*YOUR ASSIGNMENT:* Without skipping or changing anything, print all the entries.

(Collected data entries)
>>

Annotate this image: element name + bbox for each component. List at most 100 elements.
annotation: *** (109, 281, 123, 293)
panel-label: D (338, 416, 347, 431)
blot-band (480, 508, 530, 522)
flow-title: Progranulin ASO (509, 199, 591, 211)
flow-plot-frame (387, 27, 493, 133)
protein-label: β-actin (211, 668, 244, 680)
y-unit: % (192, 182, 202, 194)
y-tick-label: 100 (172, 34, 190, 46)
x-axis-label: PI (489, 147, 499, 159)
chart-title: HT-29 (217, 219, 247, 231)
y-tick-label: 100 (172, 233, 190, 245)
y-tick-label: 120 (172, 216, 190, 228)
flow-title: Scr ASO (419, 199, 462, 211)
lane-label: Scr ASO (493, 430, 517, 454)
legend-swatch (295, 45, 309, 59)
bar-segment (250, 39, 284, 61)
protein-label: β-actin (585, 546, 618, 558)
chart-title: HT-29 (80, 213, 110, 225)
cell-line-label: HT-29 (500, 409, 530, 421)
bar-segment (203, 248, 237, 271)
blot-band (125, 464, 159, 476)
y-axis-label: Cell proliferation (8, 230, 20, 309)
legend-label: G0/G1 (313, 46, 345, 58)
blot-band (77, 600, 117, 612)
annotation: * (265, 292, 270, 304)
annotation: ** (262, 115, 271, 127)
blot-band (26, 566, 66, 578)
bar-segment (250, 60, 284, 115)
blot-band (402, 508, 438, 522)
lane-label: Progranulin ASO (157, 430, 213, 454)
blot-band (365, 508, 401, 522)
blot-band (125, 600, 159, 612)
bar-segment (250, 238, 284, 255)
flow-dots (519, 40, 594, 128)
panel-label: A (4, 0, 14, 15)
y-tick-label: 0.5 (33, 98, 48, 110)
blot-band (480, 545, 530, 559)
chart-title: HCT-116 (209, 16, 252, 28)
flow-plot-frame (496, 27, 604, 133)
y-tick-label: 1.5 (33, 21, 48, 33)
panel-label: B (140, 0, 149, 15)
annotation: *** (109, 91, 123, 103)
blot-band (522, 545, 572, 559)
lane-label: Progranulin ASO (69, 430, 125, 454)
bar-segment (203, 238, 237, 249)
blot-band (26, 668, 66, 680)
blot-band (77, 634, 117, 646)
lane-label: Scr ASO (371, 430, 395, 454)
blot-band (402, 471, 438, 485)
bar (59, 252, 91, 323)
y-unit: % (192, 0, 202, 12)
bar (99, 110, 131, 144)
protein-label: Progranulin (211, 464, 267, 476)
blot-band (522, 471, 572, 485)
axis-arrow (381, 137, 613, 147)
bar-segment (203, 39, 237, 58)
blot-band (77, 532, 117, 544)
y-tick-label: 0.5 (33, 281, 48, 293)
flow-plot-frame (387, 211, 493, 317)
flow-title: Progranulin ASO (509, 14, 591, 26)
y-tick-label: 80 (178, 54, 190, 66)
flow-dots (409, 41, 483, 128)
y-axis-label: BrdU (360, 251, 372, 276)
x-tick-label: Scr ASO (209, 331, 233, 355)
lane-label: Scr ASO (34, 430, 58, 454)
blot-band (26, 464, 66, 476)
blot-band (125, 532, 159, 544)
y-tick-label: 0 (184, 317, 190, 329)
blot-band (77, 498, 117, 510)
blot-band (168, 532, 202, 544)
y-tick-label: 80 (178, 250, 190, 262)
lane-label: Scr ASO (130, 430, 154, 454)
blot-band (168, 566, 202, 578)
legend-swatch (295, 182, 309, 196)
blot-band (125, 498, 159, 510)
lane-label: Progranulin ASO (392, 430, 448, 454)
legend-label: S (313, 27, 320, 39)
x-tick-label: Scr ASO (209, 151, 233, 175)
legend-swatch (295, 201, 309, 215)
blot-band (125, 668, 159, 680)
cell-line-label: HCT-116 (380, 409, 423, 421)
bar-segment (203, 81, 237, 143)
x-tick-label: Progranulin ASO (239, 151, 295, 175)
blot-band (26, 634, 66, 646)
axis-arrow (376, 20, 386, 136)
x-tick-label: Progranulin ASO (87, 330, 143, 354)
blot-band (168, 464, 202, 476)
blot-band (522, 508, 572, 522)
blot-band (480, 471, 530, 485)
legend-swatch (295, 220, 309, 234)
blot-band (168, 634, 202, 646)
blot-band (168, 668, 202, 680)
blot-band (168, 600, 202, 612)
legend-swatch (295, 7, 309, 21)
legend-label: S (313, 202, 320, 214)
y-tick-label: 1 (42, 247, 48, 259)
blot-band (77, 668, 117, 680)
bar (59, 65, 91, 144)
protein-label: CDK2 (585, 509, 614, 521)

<<

*PROBLEM SOLUTION:*
Annotate this image: element name + bbox for each component. List at most 100 elements.
annotation: *** (109, 281, 123, 293)
panel-label: D (338, 416, 347, 431)
blot-band (480, 508, 530, 522)
flow-title: Progranulin ASO (509, 199, 591, 211)
flow-plot-frame (387, 27, 493, 133)
protein-label: β-actin (211, 668, 244, 680)
y-unit: % (192, 182, 202, 194)
y-tick-label: 100 (172, 34, 190, 46)
x-axis-label: PI (489, 147, 499, 159)
chart-title: HT-29 (217, 219, 247, 231)
y-tick-label: 100 (172, 233, 190, 245)
y-tick-label: 120 (172, 216, 190, 228)
flow-title: Scr ASO (419, 199, 462, 211)
lane-label: Scr ASO (493, 430, 517, 454)
legend-swatch (295, 45, 309, 59)
bar-segment (250, 39, 284, 61)
protein-label: β-actin (585, 546, 618, 558)
chart-title: HT-29 (80, 213, 110, 225)
cell-line-label: HT-29 (500, 409, 530, 421)
bar-segment (203, 248, 237, 271)
blot-band (125, 464, 159, 476)
y-axis-label: Cell proliferation (8, 230, 20, 309)
legend-label: G0/G1 (313, 46, 345, 58)
blot-band (77, 600, 117, 612)
annotation: * (265, 292, 270, 304)
annotation: ** (262, 115, 271, 127)
blot-band (26, 566, 66, 578)
bar-segment (250, 60, 284, 115)
blot-band (402, 508, 438, 522)
lane-label: Progranulin ASO (157, 430, 213, 454)
blot-band (365, 508, 401, 522)
blot-band (125, 600, 159, 612)
bar-segment (250, 238, 284, 255)
flow-dots (519, 40, 594, 128)
panel-label: A (4, 0, 14, 15)
y-tick-label: 0.5 (33, 98, 48, 110)
blot-band (480, 545, 530, 559)
chart-title: HCT-116 (209, 16, 252, 28)
flow-plot-frame (496, 27, 604, 133)
y-tick-label: 1.5 (33, 21, 48, 33)
panel-label: B (140, 0, 149, 15)
annotation: *** (109, 91, 123, 103)
blot-band (522, 545, 572, 559)
lane-label: Progranulin ASO (69, 430, 125, 454)
bar-segment (203, 238, 237, 249)
blot-band (26, 668, 66, 680)
blot-band (77, 634, 117, 646)
lane-label: Scr ASO (371, 430, 395, 454)
blot-band (402, 471, 438, 485)
bar (59, 252, 91, 323)
y-unit: % (192, 0, 202, 12)
bar (99, 110, 131, 144)
protein-label: Progranulin (211, 464, 267, 476)
blot-band (522, 471, 572, 485)
axis-arrow (381, 137, 613, 147)
bar-segment (203, 39, 237, 58)
blot-band (77, 532, 117, 544)
y-tick-label: 0.5 (33, 281, 48, 293)
flow-plot-frame (387, 211, 493, 317)
flow-title: Progranulin ASO (509, 14, 591, 26)
y-tick-label: 80 (178, 54, 190, 66)
flow-dots (409, 41, 483, 128)
y-axis-label: BrdU (360, 251, 372, 276)
x-tick-label: Scr ASO (209, 331, 233, 355)
lane-label: Scr ASO (34, 430, 58, 454)
blot-band (26, 464, 66, 476)
blot-band (125, 532, 159, 544)
y-tick-label: 0 (184, 317, 190, 329)
blot-band (77, 498, 117, 510)
blot-band (168, 532, 202, 544)
y-tick-label: 80 (178, 250, 190, 262)
lane-label: Scr ASO (130, 430, 154, 454)
blot-band (168, 566, 202, 578)
legend-swatch (295, 182, 309, 196)
blot-band (125, 498, 159, 510)
lane-label: Progranulin ASO (392, 430, 448, 454)
legend-label: S (313, 27, 320, 39)
x-tick-label: Scr ASO (209, 151, 233, 175)
legend-swatch (295, 201, 309, 215)
blot-band (125, 668, 159, 680)
cell-line-label: HCT-116 (380, 409, 423, 421)
bar-segment (203, 81, 237, 143)
x-tick-label: Progranulin ASO (239, 151, 295, 175)
blot-band (26, 634, 66, 646)
axis-arrow (376, 20, 386, 136)
x-tick-label: Progranulin ASO (87, 330, 143, 354)
blot-band (168, 464, 202, 476)
blot-band (522, 508, 572, 522)
blot-band (480, 471, 530, 485)
legend-swatch (295, 220, 309, 234)
blot-band (168, 634, 202, 646)
blot-band (168, 668, 202, 680)
blot-band (168, 600, 202, 612)
legend-swatch (295, 7, 309, 21)
legend-label: S (313, 202, 320, 214)
y-tick-label: 1 (42, 247, 48, 259)
blot-band (77, 668, 117, 680)
bar (59, 65, 91, 144)
protein-label: CDK2 (585, 509, 614, 521)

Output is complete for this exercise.